**** GIVEN INFORMATION ****
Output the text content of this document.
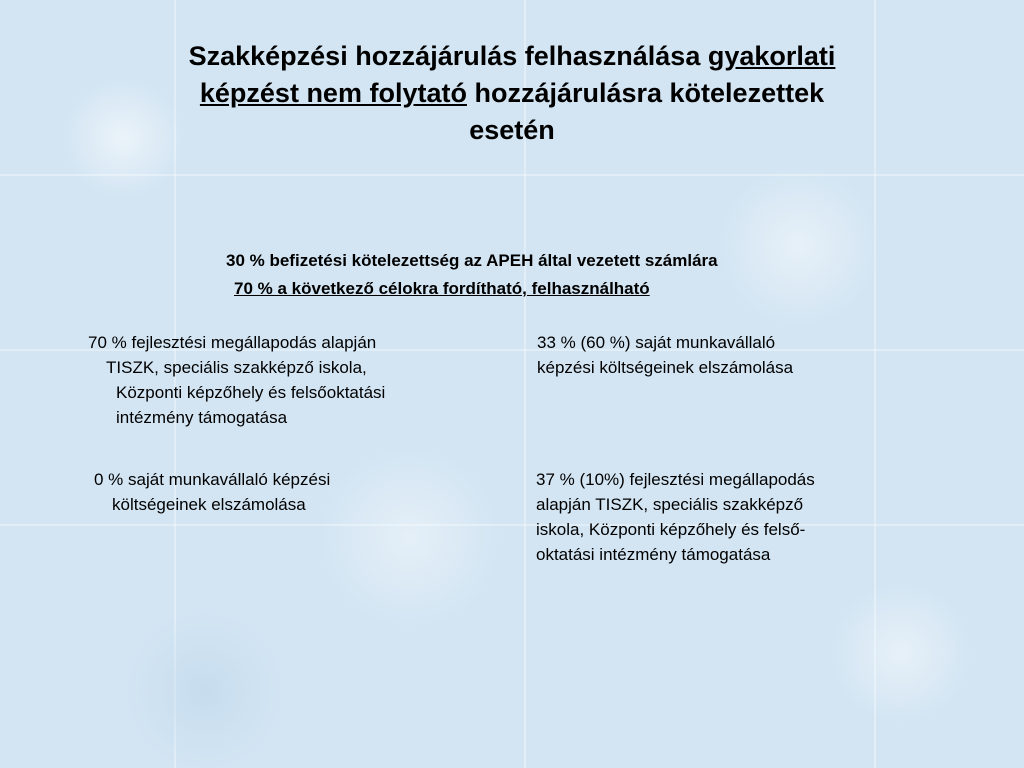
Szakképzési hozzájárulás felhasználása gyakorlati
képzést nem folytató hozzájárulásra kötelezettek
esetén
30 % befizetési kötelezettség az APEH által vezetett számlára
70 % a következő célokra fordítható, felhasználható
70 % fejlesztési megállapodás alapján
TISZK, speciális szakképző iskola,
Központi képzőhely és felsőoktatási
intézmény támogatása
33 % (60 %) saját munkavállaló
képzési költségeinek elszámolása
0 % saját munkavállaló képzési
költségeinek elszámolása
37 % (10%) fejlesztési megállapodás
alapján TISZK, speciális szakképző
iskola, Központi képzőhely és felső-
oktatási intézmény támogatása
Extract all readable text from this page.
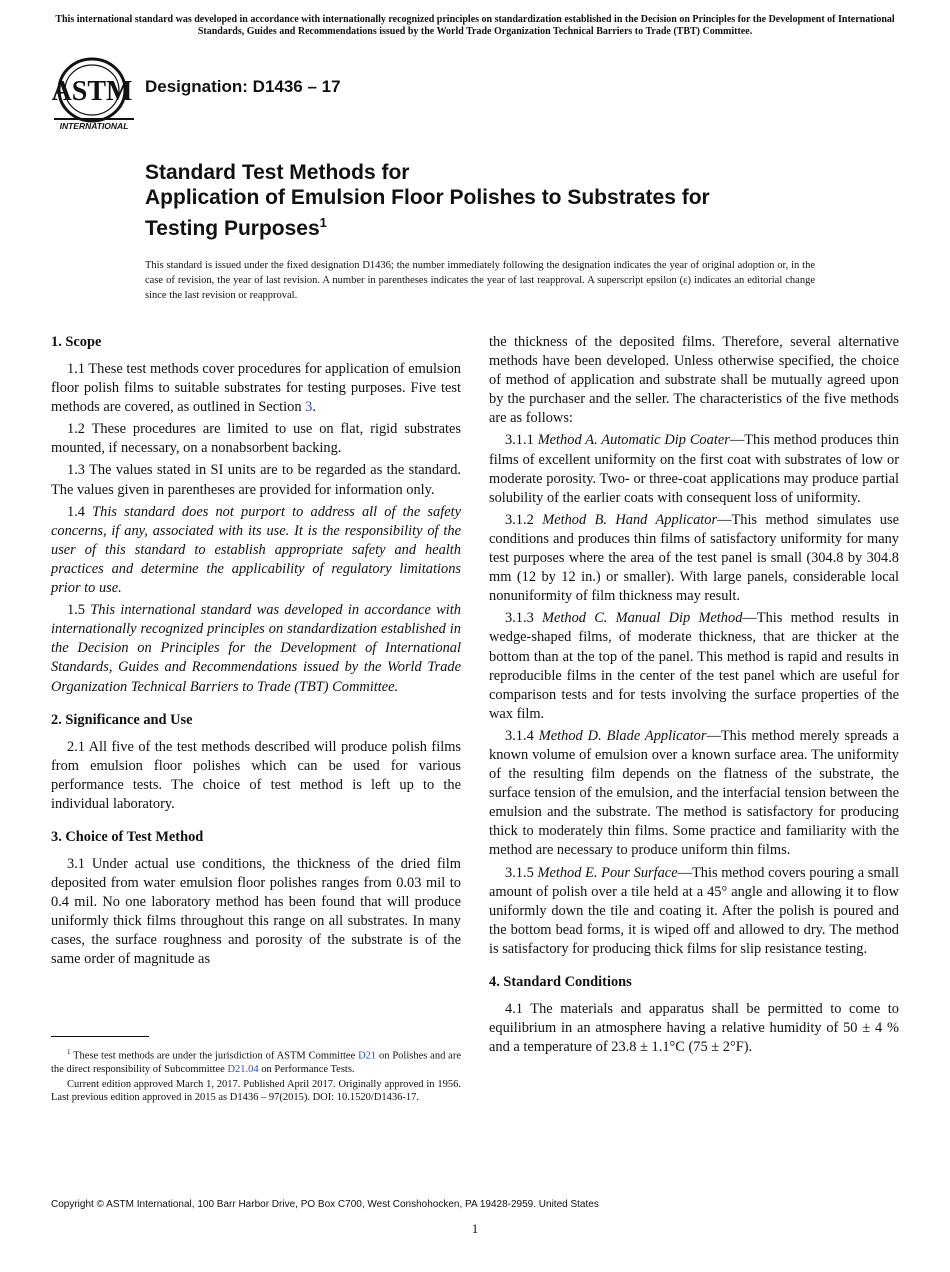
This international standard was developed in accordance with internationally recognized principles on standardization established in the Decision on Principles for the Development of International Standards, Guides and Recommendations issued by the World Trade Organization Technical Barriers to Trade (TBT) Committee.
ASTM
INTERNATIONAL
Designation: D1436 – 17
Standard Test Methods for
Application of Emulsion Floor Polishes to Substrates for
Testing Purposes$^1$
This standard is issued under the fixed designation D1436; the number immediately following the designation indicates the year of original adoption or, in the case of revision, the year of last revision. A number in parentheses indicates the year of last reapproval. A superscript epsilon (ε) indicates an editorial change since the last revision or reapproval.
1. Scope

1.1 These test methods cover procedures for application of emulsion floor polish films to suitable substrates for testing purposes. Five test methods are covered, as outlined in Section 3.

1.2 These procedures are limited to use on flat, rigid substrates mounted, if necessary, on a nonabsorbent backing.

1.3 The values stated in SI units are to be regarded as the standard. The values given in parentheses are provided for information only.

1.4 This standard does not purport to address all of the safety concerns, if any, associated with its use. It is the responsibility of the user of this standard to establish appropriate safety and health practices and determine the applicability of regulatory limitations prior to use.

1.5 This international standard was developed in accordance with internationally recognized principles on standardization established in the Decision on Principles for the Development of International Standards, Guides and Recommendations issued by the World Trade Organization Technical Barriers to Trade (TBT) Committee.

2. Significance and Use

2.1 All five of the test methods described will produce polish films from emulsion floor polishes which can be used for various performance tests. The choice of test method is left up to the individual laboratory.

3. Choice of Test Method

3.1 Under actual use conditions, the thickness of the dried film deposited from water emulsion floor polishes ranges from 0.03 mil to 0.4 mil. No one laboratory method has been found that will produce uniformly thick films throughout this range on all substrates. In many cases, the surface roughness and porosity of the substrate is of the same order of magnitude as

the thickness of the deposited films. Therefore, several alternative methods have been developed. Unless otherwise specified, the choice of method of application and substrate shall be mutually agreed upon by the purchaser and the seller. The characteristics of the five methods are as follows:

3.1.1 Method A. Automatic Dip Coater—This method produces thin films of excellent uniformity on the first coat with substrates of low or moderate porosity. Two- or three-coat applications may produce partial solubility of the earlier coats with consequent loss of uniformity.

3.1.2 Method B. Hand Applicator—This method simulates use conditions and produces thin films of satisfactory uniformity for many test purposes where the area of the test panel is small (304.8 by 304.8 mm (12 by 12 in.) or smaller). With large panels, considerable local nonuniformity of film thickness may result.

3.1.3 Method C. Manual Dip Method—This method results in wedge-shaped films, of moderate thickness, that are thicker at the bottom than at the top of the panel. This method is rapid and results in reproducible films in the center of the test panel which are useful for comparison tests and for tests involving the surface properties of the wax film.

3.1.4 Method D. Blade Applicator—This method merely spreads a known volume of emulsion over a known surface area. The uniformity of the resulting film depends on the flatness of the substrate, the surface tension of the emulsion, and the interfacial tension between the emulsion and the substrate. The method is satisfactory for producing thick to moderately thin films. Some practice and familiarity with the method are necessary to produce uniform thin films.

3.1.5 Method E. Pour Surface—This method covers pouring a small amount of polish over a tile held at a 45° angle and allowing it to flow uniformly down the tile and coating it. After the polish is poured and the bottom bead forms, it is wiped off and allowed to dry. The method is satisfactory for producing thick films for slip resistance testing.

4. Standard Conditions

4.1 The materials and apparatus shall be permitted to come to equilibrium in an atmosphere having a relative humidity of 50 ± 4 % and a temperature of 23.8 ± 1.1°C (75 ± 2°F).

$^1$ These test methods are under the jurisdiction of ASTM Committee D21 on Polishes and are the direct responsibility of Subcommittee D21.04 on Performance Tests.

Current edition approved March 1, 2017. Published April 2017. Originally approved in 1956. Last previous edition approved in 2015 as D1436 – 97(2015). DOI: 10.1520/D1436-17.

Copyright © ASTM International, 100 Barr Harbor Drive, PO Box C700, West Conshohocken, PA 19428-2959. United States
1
****
YOUR INSTRUCTIONS. Can you repeat every record above exactly, apart from the pictures?

RESULT.
Output the text content of this document.
Szakképzési hozzájárulás felhasználása gyakorlati
képzést nem folytató hozzájárulásra kötelezettek
esetén
30 % befizetési kötelezettség az APEH által vezetett számlára
70 % a következő célokra fordítható, felhasználható
70 % fejlesztési megállapodás alapján
TISZK, speciális szakképző iskola,
Központi képzőhely és felsőoktatási
intézmény támogatása
33 % (60 %) saját munkavállaló
képzési költségeinek elszámolása
0 % saját munkavállaló képzési
költségeinek elszámolása
37 % (10%) fejlesztési megállapodás
alapján TISZK, speciális szakképző
iskola, Központi képzőhely és felső-
oktatási intézmény támogatása
Extract all readable text from this page.
This international standard was developed in accordance with internationally recognized principles on standardization established in the Decision on Principles for the Development of International Standards, Guides and Recommendations issued by the World Trade Organization Technical Barriers to Trade (TBT) Committee.
ASTM
INTERNATIONAL
Designation: D1436 – 17
Standard Test Methods for
Application of Emulsion Floor Polishes to Substrates for
Testing Purposes$^1$
This standard is issued under the fixed designation D1436; the number immediately following the designation indicates the year of original adoption or, in the case of revision, the year of last revision. A number in parentheses indicates the year of last reapproval. A superscript epsilon (ε) indicates an editorial change since the last revision or reapproval.
1. Scope

1.1 These test methods cover procedures for application of emulsion floor polish films to suitable substrates for testing purposes. Five test methods are covered, as outlined in Section 3.

1.2 These procedures are limited to use on flat, rigid substrates mounted, if necessary, on a nonabsorbent backing.

1.3 The values stated in SI units are to be regarded as the standard. The values given in parentheses are provided for information only.

1.4 This standard does not purport to address all of the safety concerns, if any, associated with its use. It is the responsibility of the user of this standard to establish appropriate safety and health practices and determine the applicability of regulatory limitations prior to use.

1.5 This international standard was developed in accordance with internationally recognized principles on standardization established in the Decision on Principles for the Development of International Standards, Guides and Recommendations issued by the World Trade Organization Technical Barriers to Trade (TBT) Committee.

2. Significance and Use

2.1 All five of the test methods described will produce polish films from emulsion floor polishes which can be used for various performance tests. The choice of test method is left up to the individual laboratory.

3. Choice of Test Method

3.1 Under actual use conditions, the thickness of the dried film deposited from water emulsion floor polishes ranges from 0.03 mil to 0.4 mil. No one laboratory method has been found that will produce uniformly thick films throughout this range on all substrates. In many cases, the surface roughness and porosity of the substrate is of the same order of magnitude as

the thickness of the deposited films. Therefore, several alternative methods have been developed. Unless otherwise specified, the choice of method of application and substrate shall be mutually agreed upon by the purchaser and the seller. The characteristics of the five methods are as follows:

3.1.1 Method A. Automatic Dip Coater—This method produces thin films of excellent uniformity on the first coat with substrates of low or moderate porosity. Two- or three-coat applications may produce partial solubility of the earlier coats with consequent loss of uniformity.

3.1.2 Method B. Hand Applicator—This method simulates use conditions and produces thin films of satisfactory uniformity for many test purposes where the area of the test panel is small (304.8 by 304.8 mm (12 by 12 in.) or smaller). With large panels, considerable local nonuniformity of film thickness may result.

3.1.3 Method C. Manual Dip Method—This method results in wedge-shaped films, of moderate thickness, that are thicker at the bottom than at the top of the panel. This method is rapid and results in reproducible films in the center of the test panel which are useful for comparison tests and for tests involving the surface properties of the wax film.

3.1.4 Method D. Blade Applicator—This method merely spreads a known volume of emulsion over a known surface area. The uniformity of the resulting film depends on the flatness of the substrate, the surface tension of the emulsion, and the interfacial tension between the emulsion and the substrate. The method is satisfactory for producing thick to moderately thin films. Some practice and familiarity with the method are necessary to produce uniform thin films.

3.1.5 Method E. Pour Surface—This method covers pouring a small amount of polish over a tile held at a 45° angle and allowing it to flow uniformly down the tile and coating it. After the polish is poured and the bottom bead forms, it is wiped off and allowed to dry. The method is satisfactory for producing thick films for slip resistance testing.

4. Standard Conditions

4.1 The materials and apparatus shall be permitted to come to equilibrium in an atmosphere having a relative humidity of 50 ± 4 % and a temperature of 23.8 ± 1.1°C (75 ± 2°F).

$^1$ These test methods are under the jurisdiction of ASTM Committee D21 on Polishes and are the direct responsibility of Subcommittee D21.04 on Performance Tests.

Current edition approved March 1, 2017. Published April 2017. Originally approved in 1956. Last previous edition approved in 2015 as D1436 – 97(2015). DOI: 10.1520/D1436-17.

Copyright © ASTM International, 100 Barr Harbor Drive, PO Box C700, West Conshohocken, PA 19428-2959. United States
1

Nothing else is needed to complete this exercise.